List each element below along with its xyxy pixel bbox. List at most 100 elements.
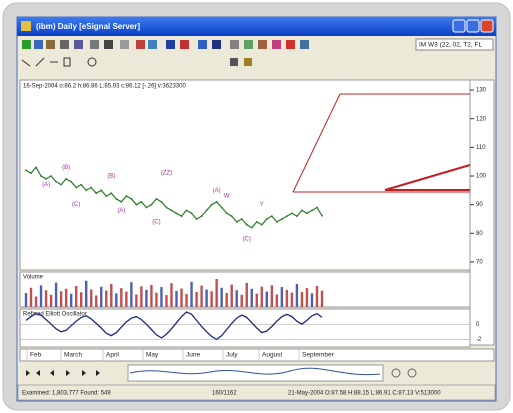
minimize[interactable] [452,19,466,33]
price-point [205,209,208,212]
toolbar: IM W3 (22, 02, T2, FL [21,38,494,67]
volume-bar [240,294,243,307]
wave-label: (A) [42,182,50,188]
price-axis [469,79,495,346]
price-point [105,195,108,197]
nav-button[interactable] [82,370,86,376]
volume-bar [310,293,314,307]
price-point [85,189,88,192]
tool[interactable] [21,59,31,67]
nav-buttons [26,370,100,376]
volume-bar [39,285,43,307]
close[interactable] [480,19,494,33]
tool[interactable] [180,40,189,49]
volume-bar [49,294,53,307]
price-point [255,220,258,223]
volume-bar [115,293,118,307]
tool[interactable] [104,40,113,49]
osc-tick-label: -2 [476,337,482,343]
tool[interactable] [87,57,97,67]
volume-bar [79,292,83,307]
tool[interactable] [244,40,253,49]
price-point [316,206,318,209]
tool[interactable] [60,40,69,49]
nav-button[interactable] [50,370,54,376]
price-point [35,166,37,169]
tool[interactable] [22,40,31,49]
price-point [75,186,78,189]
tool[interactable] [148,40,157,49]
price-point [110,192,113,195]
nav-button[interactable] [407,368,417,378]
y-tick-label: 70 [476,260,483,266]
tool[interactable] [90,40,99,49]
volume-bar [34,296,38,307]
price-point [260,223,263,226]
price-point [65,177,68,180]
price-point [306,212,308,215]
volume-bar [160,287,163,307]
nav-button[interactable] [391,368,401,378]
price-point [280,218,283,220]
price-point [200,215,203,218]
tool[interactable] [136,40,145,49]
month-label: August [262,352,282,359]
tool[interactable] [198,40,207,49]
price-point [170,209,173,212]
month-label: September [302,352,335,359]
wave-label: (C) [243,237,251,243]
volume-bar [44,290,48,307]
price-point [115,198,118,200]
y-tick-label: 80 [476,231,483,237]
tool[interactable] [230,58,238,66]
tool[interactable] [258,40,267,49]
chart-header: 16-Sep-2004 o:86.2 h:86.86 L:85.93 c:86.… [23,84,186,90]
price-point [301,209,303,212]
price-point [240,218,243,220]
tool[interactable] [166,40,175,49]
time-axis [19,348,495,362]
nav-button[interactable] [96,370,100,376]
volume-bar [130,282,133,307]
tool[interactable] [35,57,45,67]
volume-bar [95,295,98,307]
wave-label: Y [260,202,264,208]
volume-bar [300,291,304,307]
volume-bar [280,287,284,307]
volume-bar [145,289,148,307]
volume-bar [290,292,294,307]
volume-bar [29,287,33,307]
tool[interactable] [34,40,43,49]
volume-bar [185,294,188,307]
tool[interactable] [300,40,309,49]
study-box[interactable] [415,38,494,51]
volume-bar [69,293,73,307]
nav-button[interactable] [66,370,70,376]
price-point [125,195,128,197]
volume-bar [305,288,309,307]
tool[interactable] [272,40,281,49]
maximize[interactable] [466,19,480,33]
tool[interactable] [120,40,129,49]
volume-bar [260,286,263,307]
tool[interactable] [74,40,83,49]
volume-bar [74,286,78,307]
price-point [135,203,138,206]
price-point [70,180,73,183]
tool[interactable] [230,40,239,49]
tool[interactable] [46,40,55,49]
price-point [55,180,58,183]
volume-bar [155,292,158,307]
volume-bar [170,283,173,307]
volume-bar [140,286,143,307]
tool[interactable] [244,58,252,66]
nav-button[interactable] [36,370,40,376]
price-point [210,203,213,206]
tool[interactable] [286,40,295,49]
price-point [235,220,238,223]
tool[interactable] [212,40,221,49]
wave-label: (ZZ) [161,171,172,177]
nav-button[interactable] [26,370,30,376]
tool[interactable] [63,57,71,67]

::::

▸ **Set problem**
Identify every line in the items above that contains the string "tick", treating uppercase and lowercase letters as different, and copy each of those lines.

▸ **Output below**
osc-tick-label: -2 [476,337,482,343]
y-tick-label: 70 [476,260,483,266]
y-tick-label: 80 [476,231,483,237]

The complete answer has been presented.